• _What the task asks_
Transcribe the whole listing without a single picture.

-- Material start --

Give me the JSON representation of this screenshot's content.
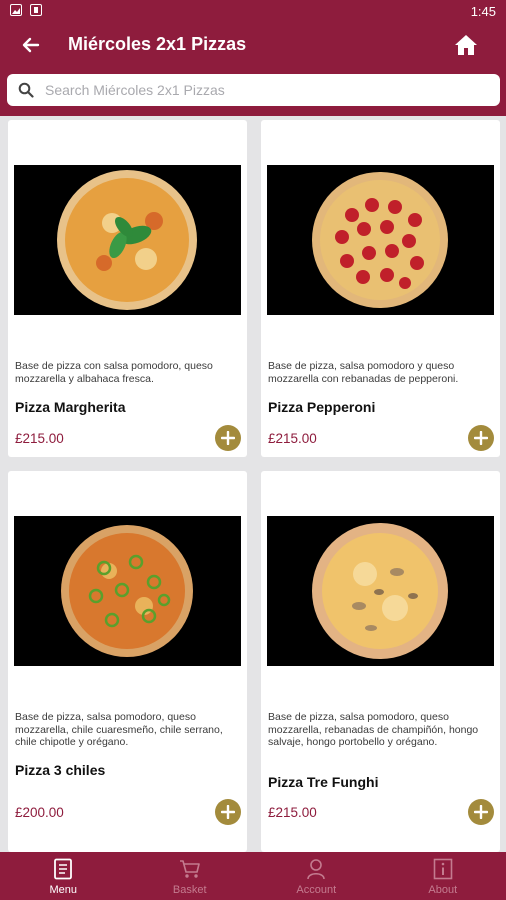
{
  "status_bar": {
    "time": "1:45"
  },
  "header": {
    "title": "Miércoles 2x1 Pizzas"
  },
  "search": {
    "placeholder": "Search Miércoles 2x1 Pizzas"
  },
  "products": [
    {
      "description": "Base de pizza con salsa pomodoro, queso mozzarella y albahaca fresca.",
      "name": "Pizza Margherita",
      "price": "£215.00"
    },
    {
      "description": "Base de pizza, salsa pomodoro y queso mozzarella con rebanadas de pepperoni.",
      "name": "Pizza Pepperoni",
      "price": "£215.00"
    },
    {
      "description": "Base de pizza, salsa pomodoro, queso mozzarella, chile cuaresmeño, chile serrano, chile chipotle y orégano.",
      "name": "Pizza 3 chiles",
      "price": "£200.00"
    },
    {
      "description": "Base de pizza, salsa pomodoro, queso mozzarella, rebanadas de champiñón, hongo salvaje, hongo portobello y orégano.",
      "name": "Pizza Tre Funghi",
      "price": "£215.00"
    }
  ],
  "tabs": [
    {
      "label": "Menu",
      "icon": "menu-book-icon",
      "active": true
    },
    {
      "label": "Basket",
      "icon": "cart-icon",
      "active": false
    },
    {
      "label": "Account",
      "icon": "person-icon",
      "active": false
    },
    {
      "label": "About",
      "icon": "info-icon",
      "active": false
    }
  ],
  "colors": {
    "brand": "#8e1c3d",
    "add_button": "#a38b3c",
    "price": "#8e1c3d",
    "background": "#e4e4e6"
  }
}
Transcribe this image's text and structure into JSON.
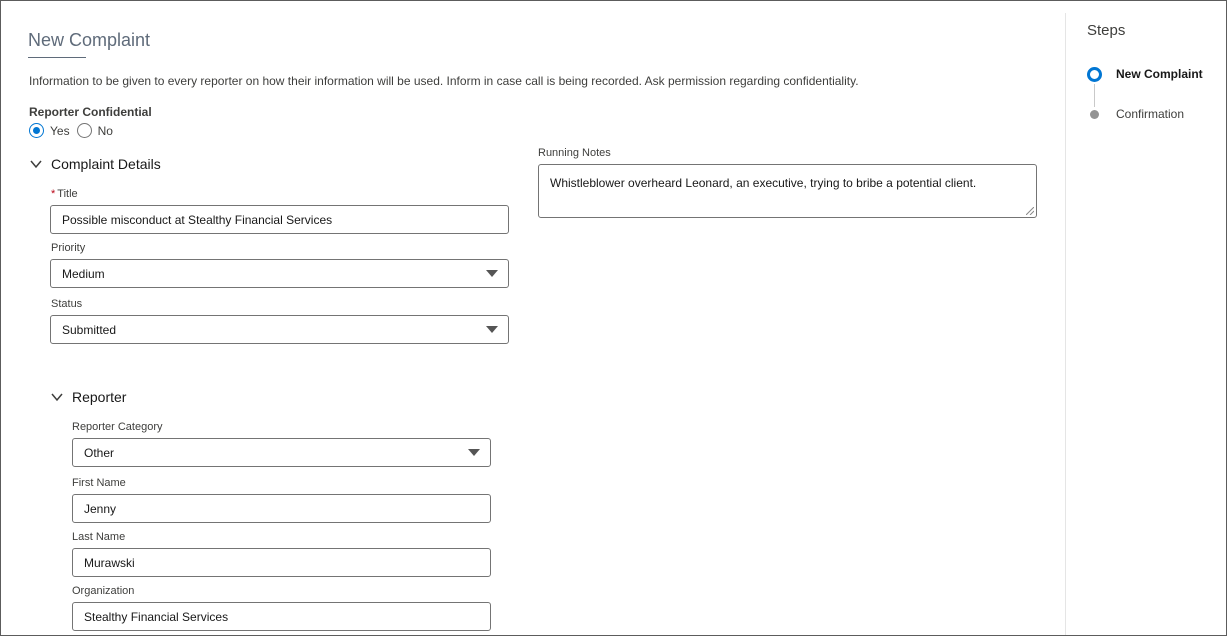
{
  "form": {
    "title": "New Complaint",
    "info_text": "Information to be given to every reporter on how their information will be used. Inform in case call is being recorded. Ask permission regarding confidentiality.",
    "confidential": {
      "label": "Reporter Confidential",
      "options": [
        "Yes",
        "No"
      ],
      "selected": "Yes"
    }
  },
  "complaint_details": {
    "section_label": "Complaint Details",
    "title": {
      "label": "Title",
      "required_marker": "*",
      "value": "Possible misconduct at Stealthy Financial Services"
    },
    "priority": {
      "label": "Priority",
      "value": "Medium"
    },
    "status": {
      "label": "Status",
      "value": "Submitted"
    },
    "running_notes": {
      "label": "Running Notes",
      "value": "Whistleblower overheard Leonard, an executive, trying to bribe a potential client."
    }
  },
  "reporter": {
    "section_label": "Reporter",
    "category": {
      "label": "Reporter Category",
      "value": "Other"
    },
    "first_name": {
      "label": "First Name",
      "value": "Jenny"
    },
    "last_name": {
      "label": "Last Name",
      "value": "Murawski"
    },
    "organization": {
      "label": "Organization",
      "value": "Stealthy Financial Services"
    }
  },
  "steps": {
    "title": "Steps",
    "items": [
      {
        "label": "New Complaint",
        "state": "active"
      },
      {
        "label": "Confirmation",
        "state": "pending"
      }
    ]
  },
  "colors": {
    "accent": "#0176d3",
    "border": "#747474",
    "required": "#ba0517"
  }
}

-- Material end --

• _Output_
Give me the JSON representation of this screenshot's content.
{
  "status_bar": {
    "time": "1:45"
  },
  "header": {
    "title": "Miércoles 2x1 Pizzas"
  },
  "search": {
    "placeholder": "Search Miércoles 2x1 Pizzas"
  },
  "products": [
    {
      "description": "Base de pizza con salsa pomodoro, queso mozzarella y albahaca fresca.",
      "name": "Pizza Margherita",
      "price": "£215.00"
    },
    {
      "description": "Base de pizza, salsa pomodoro y queso mozzarella con rebanadas de pepperoni.",
      "name": "Pizza Pepperoni",
      "price": "£215.00"
    },
    {
      "description": "Base de pizza, salsa pomodoro, queso mozzarella, chile cuaresmeño, chile serrano, chile chipotle y orégano.",
      "name": "Pizza 3 chiles",
      "price": "£200.00"
    },
    {
      "description": "Base de pizza, salsa pomodoro, queso mozzarella, rebanadas de champiñón, hongo salvaje, hongo portobello y orégano.",
      "name": "Pizza Tre Funghi",
      "price": "£215.00"
    }
  ],
  "tabs": [
    {
      "label": "Menu",
      "icon": "menu-book-icon",
      "active": true
    },
    {
      "label": "Basket",
      "icon": "cart-icon",
      "active": false
    },
    {
      "label": "Account",
      "icon": "person-icon",
      "active": false
    },
    {
      "label": "About",
      "icon": "info-icon",
      "active": false
    }
  ],
  "colors": {
    "brand": "#8e1c3d",
    "add_button": "#a38b3c",
    "price": "#8e1c3d",
    "background": "#e4e4e6"
  }
}
Transcribe this image's text and structure into JSON.
{
  "form": {
    "title": "New Complaint",
    "info_text": "Information to be given to every reporter on how their information will be used. Inform in case call is being recorded. Ask permission regarding confidentiality.",
    "confidential": {
      "label": "Reporter Confidential",
      "options": [
        "Yes",
        "No"
      ],
      "selected": "Yes"
    }
  },
  "complaint_details": {
    "section_label": "Complaint Details",
    "title": {
      "label": "Title",
      "required_marker": "*",
      "value": "Possible misconduct at Stealthy Financial Services"
    },
    "priority": {
      "label": "Priority",
      "value": "Medium"
    },
    "status": {
      "label": "Status",
      "value": "Submitted"
    },
    "running_notes": {
      "label": "Running Notes",
      "value": "Whistleblower overheard Leonard, an executive, trying to bribe a potential client."
    }
  },
  "reporter": {
    "section_label": "Reporter",
    "category": {
      "label": "Reporter Category",
      "value": "Other"
    },
    "first_name": {
      "label": "First Name",
      "value": "Jenny"
    },
    "last_name": {
      "label": "Last Name",
      "value": "Murawski"
    },
    "organization": {
      "label": "Organization",
      "value": "Stealthy Financial Services"
    }
  },
  "steps": {
    "title": "Steps",
    "items": [
      {
        "label": "New Complaint",
        "state": "active"
      },
      {
        "label": "Confirmation",
        "state": "pending"
      }
    ]
  },
  "colors": {
    "accent": "#0176d3",
    "border": "#747474",
    "required": "#ba0517"
  }
}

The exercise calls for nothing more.